• _Problem to solve_
Return without alteration every line of the data, from its first line down through the line containing "x-month-label: Sep: [1412, 771, 1448, 793]".

[Items from a data source]
*****

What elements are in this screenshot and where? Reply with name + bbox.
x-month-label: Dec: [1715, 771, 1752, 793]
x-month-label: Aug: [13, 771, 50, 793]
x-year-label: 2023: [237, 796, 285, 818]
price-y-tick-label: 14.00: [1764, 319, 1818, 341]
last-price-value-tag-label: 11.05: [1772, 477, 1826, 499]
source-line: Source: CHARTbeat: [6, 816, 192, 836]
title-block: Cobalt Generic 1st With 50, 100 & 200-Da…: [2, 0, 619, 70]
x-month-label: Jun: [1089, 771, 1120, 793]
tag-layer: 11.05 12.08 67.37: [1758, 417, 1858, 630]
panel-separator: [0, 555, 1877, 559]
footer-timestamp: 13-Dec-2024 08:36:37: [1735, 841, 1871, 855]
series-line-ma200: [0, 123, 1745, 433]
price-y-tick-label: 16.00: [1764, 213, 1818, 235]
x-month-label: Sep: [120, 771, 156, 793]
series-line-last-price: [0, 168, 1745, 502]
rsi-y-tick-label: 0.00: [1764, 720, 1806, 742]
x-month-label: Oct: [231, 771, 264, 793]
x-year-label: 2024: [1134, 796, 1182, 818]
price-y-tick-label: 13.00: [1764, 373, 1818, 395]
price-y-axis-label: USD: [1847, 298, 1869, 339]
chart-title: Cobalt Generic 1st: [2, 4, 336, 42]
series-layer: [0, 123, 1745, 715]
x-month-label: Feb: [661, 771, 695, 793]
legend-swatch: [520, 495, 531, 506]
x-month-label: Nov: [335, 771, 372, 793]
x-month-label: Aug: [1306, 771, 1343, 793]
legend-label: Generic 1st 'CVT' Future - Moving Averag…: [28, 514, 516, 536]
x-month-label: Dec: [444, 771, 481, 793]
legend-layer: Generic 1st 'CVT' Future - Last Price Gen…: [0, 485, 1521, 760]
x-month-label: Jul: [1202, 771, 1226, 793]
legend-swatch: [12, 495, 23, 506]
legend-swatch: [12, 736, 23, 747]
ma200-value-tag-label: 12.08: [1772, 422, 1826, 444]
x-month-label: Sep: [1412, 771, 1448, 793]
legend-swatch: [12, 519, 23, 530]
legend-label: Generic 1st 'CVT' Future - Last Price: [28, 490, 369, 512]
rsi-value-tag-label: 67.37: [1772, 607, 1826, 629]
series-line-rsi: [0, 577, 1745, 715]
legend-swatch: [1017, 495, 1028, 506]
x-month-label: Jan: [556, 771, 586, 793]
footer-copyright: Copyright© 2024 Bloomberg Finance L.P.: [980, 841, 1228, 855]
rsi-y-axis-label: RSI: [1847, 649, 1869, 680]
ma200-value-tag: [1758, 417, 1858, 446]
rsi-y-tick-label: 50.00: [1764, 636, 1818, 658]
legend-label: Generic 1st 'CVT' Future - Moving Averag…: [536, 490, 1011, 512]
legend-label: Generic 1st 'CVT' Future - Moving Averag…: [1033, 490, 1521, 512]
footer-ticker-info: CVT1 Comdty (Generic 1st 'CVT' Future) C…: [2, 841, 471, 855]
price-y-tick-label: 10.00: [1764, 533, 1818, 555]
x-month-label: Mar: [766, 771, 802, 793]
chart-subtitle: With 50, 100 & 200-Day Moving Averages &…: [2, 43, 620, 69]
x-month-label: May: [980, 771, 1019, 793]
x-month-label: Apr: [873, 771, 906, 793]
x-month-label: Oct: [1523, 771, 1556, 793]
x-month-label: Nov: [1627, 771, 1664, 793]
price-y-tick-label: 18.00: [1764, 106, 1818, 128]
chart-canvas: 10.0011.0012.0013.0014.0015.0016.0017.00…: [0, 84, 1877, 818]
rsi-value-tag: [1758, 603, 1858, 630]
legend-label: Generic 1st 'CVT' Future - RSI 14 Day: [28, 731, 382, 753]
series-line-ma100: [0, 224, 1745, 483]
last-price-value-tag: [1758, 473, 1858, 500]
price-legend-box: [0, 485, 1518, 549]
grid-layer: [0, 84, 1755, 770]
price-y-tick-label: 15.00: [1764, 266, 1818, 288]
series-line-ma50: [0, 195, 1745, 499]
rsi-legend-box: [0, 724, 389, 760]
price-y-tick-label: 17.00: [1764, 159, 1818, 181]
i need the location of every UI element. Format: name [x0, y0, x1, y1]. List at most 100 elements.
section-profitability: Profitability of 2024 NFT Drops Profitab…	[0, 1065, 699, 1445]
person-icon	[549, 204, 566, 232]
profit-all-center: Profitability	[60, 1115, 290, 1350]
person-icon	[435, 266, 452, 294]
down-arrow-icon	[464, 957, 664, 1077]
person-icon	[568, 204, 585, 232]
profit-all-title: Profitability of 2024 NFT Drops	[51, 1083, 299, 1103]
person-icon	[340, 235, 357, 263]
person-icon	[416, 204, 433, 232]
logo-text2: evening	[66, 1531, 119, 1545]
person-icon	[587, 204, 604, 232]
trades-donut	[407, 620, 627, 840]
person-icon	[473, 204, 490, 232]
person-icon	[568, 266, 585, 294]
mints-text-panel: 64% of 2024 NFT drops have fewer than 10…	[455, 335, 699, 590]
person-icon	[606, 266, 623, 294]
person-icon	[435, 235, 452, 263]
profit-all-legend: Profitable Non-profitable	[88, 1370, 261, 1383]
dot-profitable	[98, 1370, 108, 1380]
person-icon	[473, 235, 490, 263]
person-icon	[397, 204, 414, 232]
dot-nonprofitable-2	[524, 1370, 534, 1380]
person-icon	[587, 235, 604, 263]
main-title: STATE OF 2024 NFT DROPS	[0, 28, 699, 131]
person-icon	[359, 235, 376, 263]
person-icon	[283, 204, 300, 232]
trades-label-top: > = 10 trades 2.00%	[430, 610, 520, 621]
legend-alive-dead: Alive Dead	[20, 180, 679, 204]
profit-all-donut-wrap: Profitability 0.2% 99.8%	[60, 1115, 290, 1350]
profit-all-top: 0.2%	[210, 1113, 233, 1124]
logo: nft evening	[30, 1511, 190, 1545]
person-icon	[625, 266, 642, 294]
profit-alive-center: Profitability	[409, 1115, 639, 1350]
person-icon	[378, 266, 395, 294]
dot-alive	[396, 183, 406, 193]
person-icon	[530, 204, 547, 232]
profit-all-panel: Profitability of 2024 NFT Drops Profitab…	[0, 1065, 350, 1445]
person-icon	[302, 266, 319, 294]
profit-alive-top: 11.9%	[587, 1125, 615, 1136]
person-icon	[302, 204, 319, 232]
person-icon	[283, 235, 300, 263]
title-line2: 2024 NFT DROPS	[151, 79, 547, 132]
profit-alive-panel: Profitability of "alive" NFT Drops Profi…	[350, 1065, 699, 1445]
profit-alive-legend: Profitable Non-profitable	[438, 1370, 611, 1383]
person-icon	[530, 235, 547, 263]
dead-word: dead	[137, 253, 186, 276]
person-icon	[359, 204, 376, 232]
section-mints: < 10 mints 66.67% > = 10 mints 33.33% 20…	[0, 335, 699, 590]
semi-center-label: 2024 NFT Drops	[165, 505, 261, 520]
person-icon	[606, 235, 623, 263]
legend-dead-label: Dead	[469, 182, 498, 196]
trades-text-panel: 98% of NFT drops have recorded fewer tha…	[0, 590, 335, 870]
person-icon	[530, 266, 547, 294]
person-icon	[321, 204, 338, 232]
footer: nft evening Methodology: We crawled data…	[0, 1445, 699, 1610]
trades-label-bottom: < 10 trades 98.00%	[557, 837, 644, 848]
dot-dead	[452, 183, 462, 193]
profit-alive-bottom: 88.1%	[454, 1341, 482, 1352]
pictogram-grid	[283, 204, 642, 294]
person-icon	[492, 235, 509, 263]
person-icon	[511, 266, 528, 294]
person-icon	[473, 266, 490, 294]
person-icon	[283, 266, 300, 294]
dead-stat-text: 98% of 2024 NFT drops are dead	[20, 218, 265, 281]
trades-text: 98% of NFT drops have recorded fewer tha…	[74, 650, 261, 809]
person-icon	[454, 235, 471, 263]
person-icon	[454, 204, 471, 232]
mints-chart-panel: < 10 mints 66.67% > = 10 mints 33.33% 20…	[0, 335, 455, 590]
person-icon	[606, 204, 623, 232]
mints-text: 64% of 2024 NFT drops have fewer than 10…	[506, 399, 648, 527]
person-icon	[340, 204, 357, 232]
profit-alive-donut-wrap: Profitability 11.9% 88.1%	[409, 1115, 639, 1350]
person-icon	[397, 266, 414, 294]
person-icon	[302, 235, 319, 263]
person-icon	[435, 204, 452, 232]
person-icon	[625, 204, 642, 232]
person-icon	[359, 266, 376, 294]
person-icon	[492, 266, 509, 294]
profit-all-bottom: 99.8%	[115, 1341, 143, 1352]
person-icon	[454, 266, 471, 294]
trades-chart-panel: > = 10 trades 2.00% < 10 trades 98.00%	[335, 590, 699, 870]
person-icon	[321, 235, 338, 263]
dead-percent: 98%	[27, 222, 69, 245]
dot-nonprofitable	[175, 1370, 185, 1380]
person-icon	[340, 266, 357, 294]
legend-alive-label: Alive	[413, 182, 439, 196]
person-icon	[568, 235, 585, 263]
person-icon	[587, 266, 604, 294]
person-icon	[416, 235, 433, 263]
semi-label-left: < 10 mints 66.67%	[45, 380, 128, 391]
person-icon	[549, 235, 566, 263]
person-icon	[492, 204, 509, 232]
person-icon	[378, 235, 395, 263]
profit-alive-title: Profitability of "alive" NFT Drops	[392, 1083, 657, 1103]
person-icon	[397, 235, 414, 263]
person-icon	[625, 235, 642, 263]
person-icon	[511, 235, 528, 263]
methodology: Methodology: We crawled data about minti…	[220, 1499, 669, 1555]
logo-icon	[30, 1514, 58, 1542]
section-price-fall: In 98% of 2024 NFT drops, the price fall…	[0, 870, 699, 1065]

*****

• _Written response_
What elements are in this screenshot and where? Reply with name + bbox.
x-month-label: Dec: [1715, 771, 1752, 793]
x-month-label: Aug: [13, 771, 50, 793]
x-year-label: 2023: [237, 796, 285, 818]
price-y-tick-label: 14.00: [1764, 319, 1818, 341]
last-price-value-tag-label: 11.05: [1772, 477, 1826, 499]
source-line: Source: CHARTbeat: [6, 816, 192, 836]
title-block: Cobalt Generic 1st With 50, 100 & 200-Da…: [2, 0, 619, 70]
x-month-label: Jun: [1089, 771, 1120, 793]
tag-layer: 11.05 12.08 67.37: [1758, 417, 1858, 630]
panel-separator: [0, 555, 1877, 559]
footer-timestamp: 13-Dec-2024 08:36:37: [1735, 841, 1871, 855]
series-line-ma200: [0, 123, 1745, 433]
price-y-tick-label: 16.00: [1764, 213, 1818, 235]
x-month-label: Sep: [120, 771, 156, 793]
series-line-last-price: [0, 168, 1745, 502]
rsi-y-tick-label: 0.00: [1764, 720, 1806, 742]
x-month-label: Oct: [231, 771, 264, 793]
x-year-label: 2024: [1134, 796, 1182, 818]
price-y-tick-label: 13.00: [1764, 373, 1818, 395]
price-y-axis-label: USD: [1847, 298, 1869, 339]
chart-title: Cobalt Generic 1st: [2, 4, 336, 42]
series-layer: [0, 123, 1745, 715]
x-month-label: Feb: [661, 771, 695, 793]
legend-swatch: [520, 495, 531, 506]
x-month-label: Nov: [335, 771, 372, 793]
x-month-label: Aug: [1306, 771, 1343, 793]
legend-label: Generic 1st 'CVT' Future - Moving Averag…: [28, 514, 516, 536]
x-month-label: Dec: [444, 771, 481, 793]
legend-layer: Generic 1st 'CVT' Future - Last Price Gen…: [0, 485, 1521, 760]
x-month-label: Jul: [1202, 771, 1226, 793]
legend-swatch: [12, 495, 23, 506]
legend-swatch: [12, 736, 23, 747]
ma200-value-tag-label: 12.08: [1772, 422, 1826, 444]
x-month-label: Sep: [1412, 771, 1448, 793]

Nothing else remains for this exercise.